- [SHORT TASK]: Reproduce all of the data word for word.

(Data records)
-------

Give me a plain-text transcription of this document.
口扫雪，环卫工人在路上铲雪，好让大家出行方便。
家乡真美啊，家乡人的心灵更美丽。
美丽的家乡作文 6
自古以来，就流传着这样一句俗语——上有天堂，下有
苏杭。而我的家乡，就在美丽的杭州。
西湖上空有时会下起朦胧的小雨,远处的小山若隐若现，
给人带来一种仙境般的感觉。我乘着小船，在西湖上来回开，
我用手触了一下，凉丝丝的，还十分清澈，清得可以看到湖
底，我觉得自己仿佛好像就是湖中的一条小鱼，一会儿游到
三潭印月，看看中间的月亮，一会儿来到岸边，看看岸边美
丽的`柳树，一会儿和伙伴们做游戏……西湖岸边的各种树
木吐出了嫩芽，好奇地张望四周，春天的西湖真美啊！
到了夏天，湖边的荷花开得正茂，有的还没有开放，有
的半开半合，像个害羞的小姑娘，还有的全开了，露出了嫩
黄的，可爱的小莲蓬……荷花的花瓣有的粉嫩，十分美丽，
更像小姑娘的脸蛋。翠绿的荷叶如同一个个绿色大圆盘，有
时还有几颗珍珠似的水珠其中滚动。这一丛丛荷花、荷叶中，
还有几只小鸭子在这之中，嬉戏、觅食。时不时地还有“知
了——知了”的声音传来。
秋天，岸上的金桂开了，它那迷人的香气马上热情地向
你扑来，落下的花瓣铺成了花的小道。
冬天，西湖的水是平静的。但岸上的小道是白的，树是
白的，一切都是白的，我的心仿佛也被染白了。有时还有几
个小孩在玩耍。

-------

- [CORRECT RESPONSE]:
Give me a plain-text transcription of this document.
口扫雪，环卫工人在路上铲雪，好让大家出行方便。
家乡真美啊，家乡人的心灵更美丽。
美丽的家乡作文 6
自古以来，就流传着这样一句俗语——上有天堂，下有
苏杭。而我的家乡，就在美丽的杭州。
西湖上空有时会下起朦胧的小雨,远处的小山若隐若现，
给人带来一种仙境般的感觉。我乘着小船，在西湖上来回开，
我用手触了一下，凉丝丝的，还十分清澈，清得可以看到湖
底，我觉得自己仿佛好像就是湖中的一条小鱼，一会儿游到
三潭印月，看看中间的月亮，一会儿来到岸边，看看岸边美
丽的`柳树，一会儿和伙伴们做游戏……西湖岸边的各种树
木吐出了嫩芽，好奇地张望四周，春天的西湖真美啊！
到了夏天，湖边的荷花开得正茂，有的还没有开放，有
的半开半合，像个害羞的小姑娘，还有的全开了，露出了嫩
黄的，可爱的小莲蓬……荷花的花瓣有的粉嫩，十分美丽，
更像小姑娘的脸蛋。翠绿的荷叶如同一个个绿色大圆盘，有
时还有几颗珍珠似的水珠其中滚动。这一丛丛荷花、荷叶中，
还有几只小鸭子在这之中，嬉戏、觅食。时不时地还有“知
了——知了”的声音传来。
秋天，岸上的金桂开了，它那迷人的香气马上热情地向
你扑来，落下的花瓣铺成了花的小道。
冬天，西湖的水是平静的。但岸上的小道是白的，树是
白的，一切都是白的，我的心仿佛也被染白了。有时还有几
个小孩在玩耍。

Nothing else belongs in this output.